--- SHORT TASK ---
Reproduce the entries in full, with no changes.

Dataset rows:
#####
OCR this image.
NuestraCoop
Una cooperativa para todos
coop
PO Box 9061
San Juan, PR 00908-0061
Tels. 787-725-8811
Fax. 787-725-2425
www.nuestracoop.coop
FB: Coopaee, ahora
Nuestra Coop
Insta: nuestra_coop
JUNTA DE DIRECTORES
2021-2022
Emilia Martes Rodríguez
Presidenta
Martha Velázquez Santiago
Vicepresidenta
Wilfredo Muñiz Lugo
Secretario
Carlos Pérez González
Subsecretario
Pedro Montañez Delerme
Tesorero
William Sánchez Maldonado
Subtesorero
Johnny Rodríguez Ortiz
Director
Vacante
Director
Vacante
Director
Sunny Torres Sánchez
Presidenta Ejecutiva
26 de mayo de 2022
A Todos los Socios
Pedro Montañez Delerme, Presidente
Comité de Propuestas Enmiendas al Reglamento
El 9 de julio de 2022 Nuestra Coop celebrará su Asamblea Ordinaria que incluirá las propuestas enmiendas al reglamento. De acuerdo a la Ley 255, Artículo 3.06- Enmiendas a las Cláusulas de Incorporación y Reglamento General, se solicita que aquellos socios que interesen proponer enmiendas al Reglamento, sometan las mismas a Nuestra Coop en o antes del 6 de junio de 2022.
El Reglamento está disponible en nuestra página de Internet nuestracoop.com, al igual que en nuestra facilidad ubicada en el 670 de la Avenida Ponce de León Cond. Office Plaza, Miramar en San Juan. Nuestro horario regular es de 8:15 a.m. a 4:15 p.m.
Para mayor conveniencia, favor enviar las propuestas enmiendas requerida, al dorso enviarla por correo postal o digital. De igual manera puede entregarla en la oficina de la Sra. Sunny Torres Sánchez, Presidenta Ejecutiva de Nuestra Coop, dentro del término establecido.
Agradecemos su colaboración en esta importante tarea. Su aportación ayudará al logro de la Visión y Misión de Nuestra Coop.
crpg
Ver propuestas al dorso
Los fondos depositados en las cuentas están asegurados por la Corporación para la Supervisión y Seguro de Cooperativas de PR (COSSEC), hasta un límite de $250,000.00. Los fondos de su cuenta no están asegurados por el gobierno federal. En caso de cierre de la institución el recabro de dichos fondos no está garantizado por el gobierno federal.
#####
--- PROBLEM SOLUTION ---
OCR this image.
NuestraCoop
Una cooperativa para todos
coop
PO Box 9061
San Juan, PR 00908-0061
Tels. 787-725-8811
Fax. 787-725-2425
www.nuestracoop.coop
FB: Coopaee, ahora
Nuestra Coop
Insta: nuestra_coop
JUNTA DE DIRECTORES
2021-2022
Emilia Martes Rodríguez
Presidenta
Martha Velázquez Santiago
Vicepresidenta
Wilfredo Muñiz Lugo
Secretario
Carlos Pérez González
Subsecretario
Pedro Montañez Delerme
Tesorero
William Sánchez Maldonado
Subtesorero
Johnny Rodríguez Ortiz
Director
Vacante
Director
Vacante
Director
Sunny Torres Sánchez
Presidenta Ejecutiva
26 de mayo de 2022
A Todos los Socios
Pedro Montañez Delerme, Presidente
Comité de Propuestas Enmiendas al Reglamento
El 9 de julio de 2022 Nuestra Coop celebrará su Asamblea Ordinaria que incluirá las propuestas enmiendas al reglamento. De acuerdo a la Ley 255, Artículo 3.06- Enmiendas a las Cláusulas de Incorporación y Reglamento General, se solicita que aquellos socios que interesen proponer enmiendas al Reglamento, sometan las mismas a Nuestra Coop en o antes del 6 de junio de 2022.
El Reglamento está disponible en nuestra página de Internet nuestracoop.com, al igual que en nuestra facilidad ubicada en el 670 de la Avenida Ponce de León Cond. Office Plaza, Miramar en San Juan. Nuestro horario regular es de 8:15 a.m. a 4:15 p.m.
Para mayor conveniencia, favor enviar las propuestas enmiendas requerida, al dorso enviarla por correo postal o digital. De igual manera puede entregarla en la oficina de la Sra. Sunny Torres Sánchez, Presidenta Ejecutiva de Nuestra Coop, dentro del término establecido.
Agradecemos su colaboración en esta importante tarea. Su aportación ayudará al logro de la Visión y Misión de Nuestra Coop.
crpg
Ver propuestas al dorso
Los fondos depositados en las cuentas están asegurados por la Corporación para la Supervisión y Seguro de Cooperativas de PR (COSSEC), hasta un límite de $250,000.00. Los fondos de su cuenta no están asegurados por el gobierno federal. En caso de cierre de la institución el recabro de dichos fondos no está garantizado por el gobierno federal.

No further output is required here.